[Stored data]
========================================
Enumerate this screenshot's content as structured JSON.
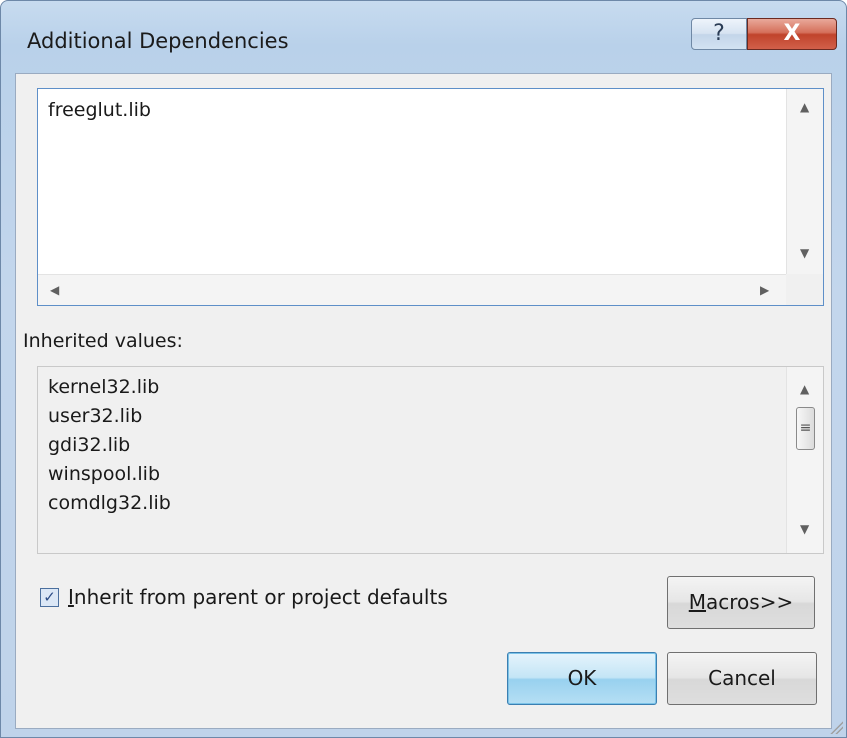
{
  "window": {
    "title": "Additional Dependencies",
    "help_glyph": "?",
    "close_glyph": "X"
  },
  "edit": {
    "value": "freeglut.lib"
  },
  "inherited": {
    "label": "Inherited values:",
    "items": [
      "kernel32.lib",
      "user32.lib",
      "gdi32.lib",
      "winspool.lib",
      "comdlg32.lib"
    ]
  },
  "inherit_checkbox": {
    "label": "Inherit from parent or project defaults",
    "checked": true
  },
  "buttons": {
    "macros": "Macros>>",
    "ok": "OK",
    "cancel": "Cancel"
  },
  "icons": {
    "up": "scroll-up-arrow-icon",
    "down": "scroll-down-arrow-icon",
    "left": "scroll-left-arrow-icon",
    "right": "scroll-right-arrow-icon",
    "close": "close-icon",
    "help": "help-icon",
    "grip": "resize-grip-icon"
  }
}
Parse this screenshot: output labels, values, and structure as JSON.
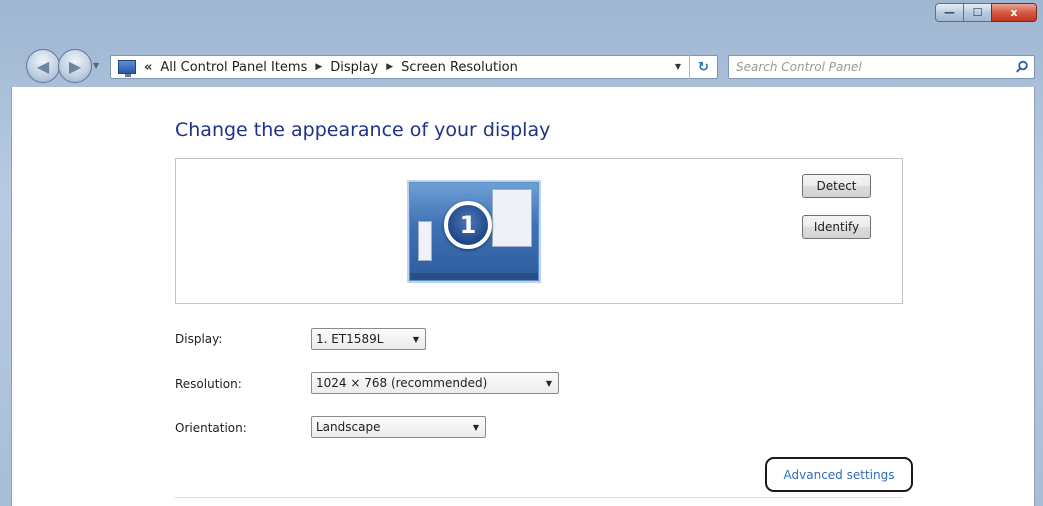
{
  "window": {
    "minimize_glyph": "—",
    "maximize_glyph": "☐",
    "close_glyph": "x"
  },
  "navbar": {
    "back_glyph": "◀",
    "forward_glyph": "▶",
    "overflow_glyph": "«",
    "breadcrumbs": [
      "All Control Panel Items",
      "Display",
      "Screen Resolution"
    ],
    "breadcrumb_separator": "▶",
    "dropdown_glyph": "▼",
    "refresh_glyph": "↻",
    "search_placeholder": "Search Control Panel"
  },
  "main": {
    "title": "Change the appearance of your display",
    "monitor_number": "1",
    "detect_label": "Detect",
    "identify_label": "Identify",
    "fields": {
      "display": {
        "label": "Display:",
        "value": "1. ET1589L"
      },
      "resolution": {
        "label": "Resolution:",
        "value": "1024 × 768 (recommended)"
      },
      "orientation": {
        "label": "Orientation:",
        "value": "Landscape"
      }
    },
    "caret_glyph": "▼",
    "advanced_link": "Advanced settings"
  },
  "colors": {
    "title": "#1e3287",
    "link": "#2c6bc1",
    "frame": "#b8cbe2",
    "close_button": "#c0361c"
  }
}
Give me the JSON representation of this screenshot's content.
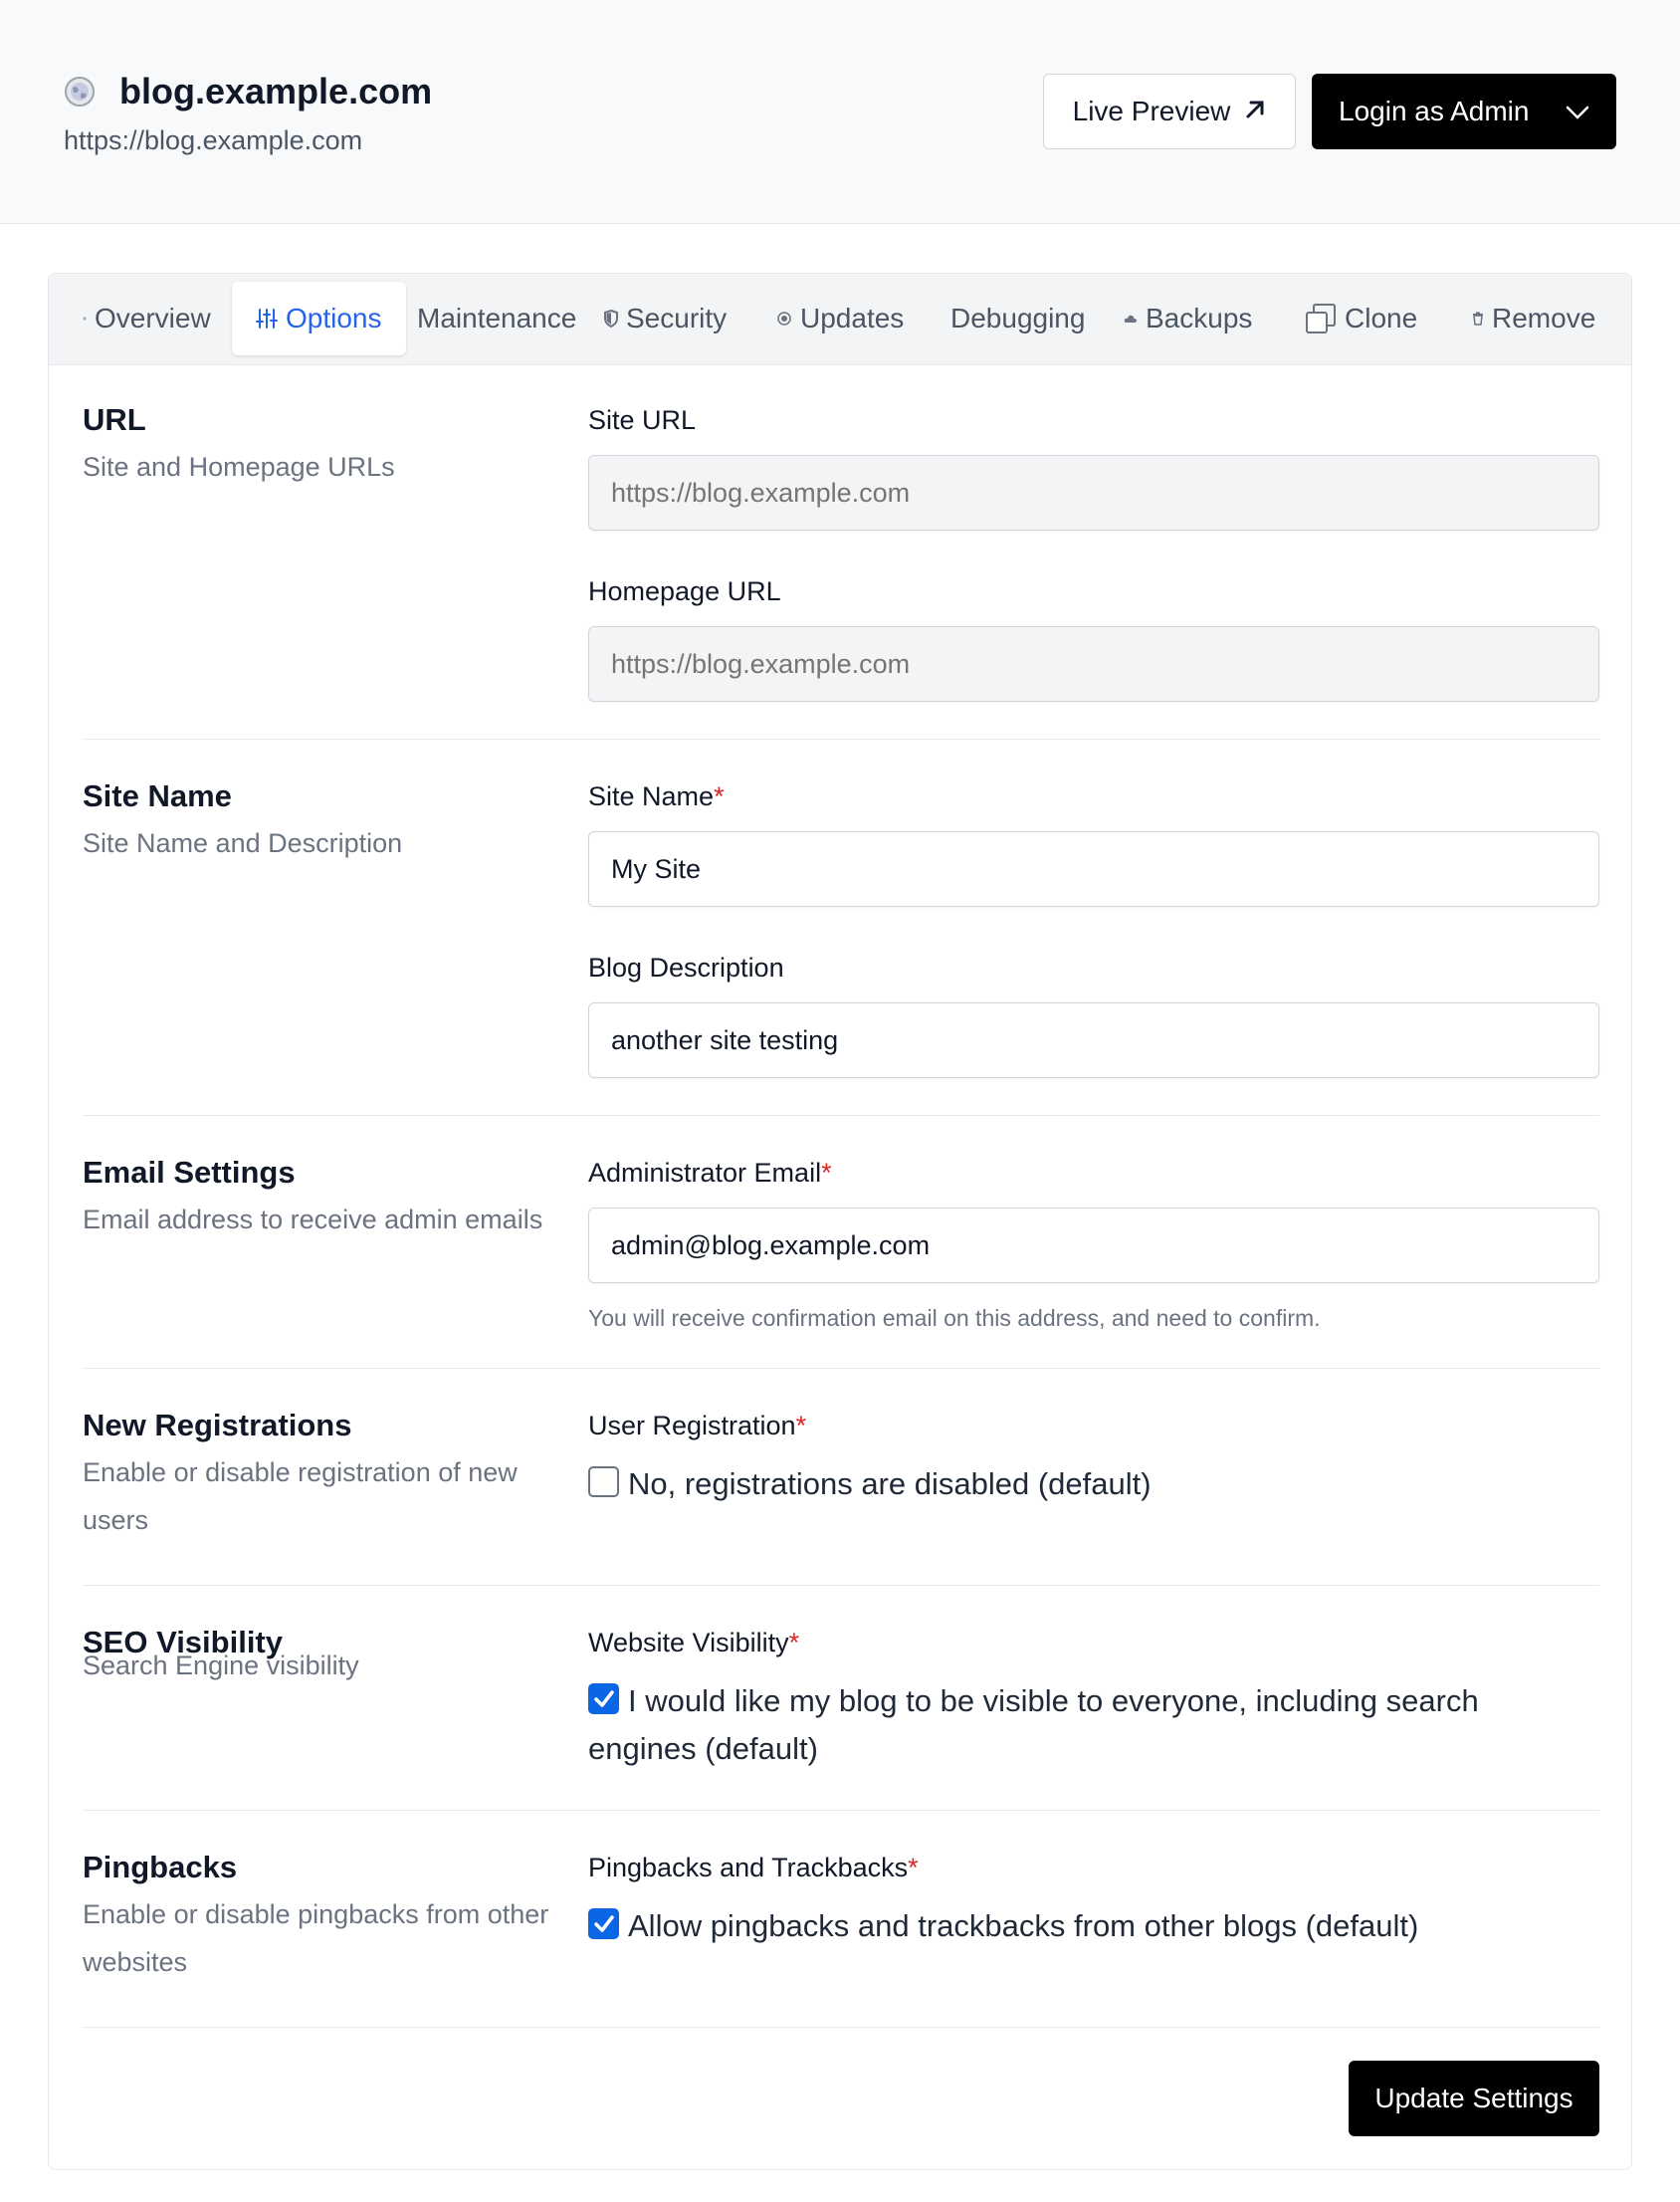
========================================
** The task **
Every entry must be reproduced exactly, with the images left out.

** Result below **
Enumerate this screenshot's content as structured JSON.
{
  "window": {
    "title": "Additional Dependencies",
    "help_glyph": "?",
    "close_glyph": "X"
  },
  "edit": {
    "value": "freeglut.lib"
  },
  "inherited": {
    "label": "Inherited values:",
    "items": [
      "kernel32.lib",
      "user32.lib",
      "gdi32.lib",
      "winspool.lib",
      "comdlg32.lib"
    ]
  },
  "inherit_checkbox": {
    "label": "Inherit from parent or project defaults",
    "checked": true
  },
  "buttons": {
    "macros": "Macros>>",
    "ok": "OK",
    "cancel": "Cancel"
  },
  "icons": {
    "up": "scroll-up-arrow-icon",
    "down": "scroll-down-arrow-icon",
    "left": "scroll-left-arrow-icon",
    "right": "scroll-right-arrow-icon",
    "close": "close-icon",
    "help": "help-icon",
    "grip": "resize-grip-icon"
  }
}
Parse this screenshot: output labels, values, and structure as JSON.
{
  "window": {
    "minimize_glyph": "—",
    "maximize_glyph": "☐",
    "close_glyph": "x"
  },
  "navbar": {
    "back_glyph": "◀",
    "forward_glyph": "▶",
    "overflow_glyph": "«",
    "breadcrumbs": [
      "All Control Panel Items",
      "Display",
      "Screen Resolution"
    ],
    "breadcrumb_separator": "▶",
    "dropdown_glyph": "▼",
    "refresh_glyph": "↻",
    "search_placeholder": "Search Control Panel"
  },
  "main": {
    "title": "Change the appearance of your display",
    "monitor_number": "1",
    "detect_label": "Detect",
    "identify_label": "Identify",
    "fields": {
      "display": {
        "label": "Display:",
        "value": "1. ET1589L"
      },
      "resolution": {
        "label": "Resolution:",
        "value": "1024 × 768 (recommended)"
      },
      "orientation": {
        "label": "Orientation:",
        "value": "Landscape"
      }
    },
    "caret_glyph": "▼",
    "advanced_link": "Advanced settings"
  },
  "colors": {
    "title": "#1e3287",
    "link": "#2c6bc1",
    "frame": "#b8cbe2",
    "close_button": "#c0361c"
  }
}
Give me the JSON representation of this screenshot's content.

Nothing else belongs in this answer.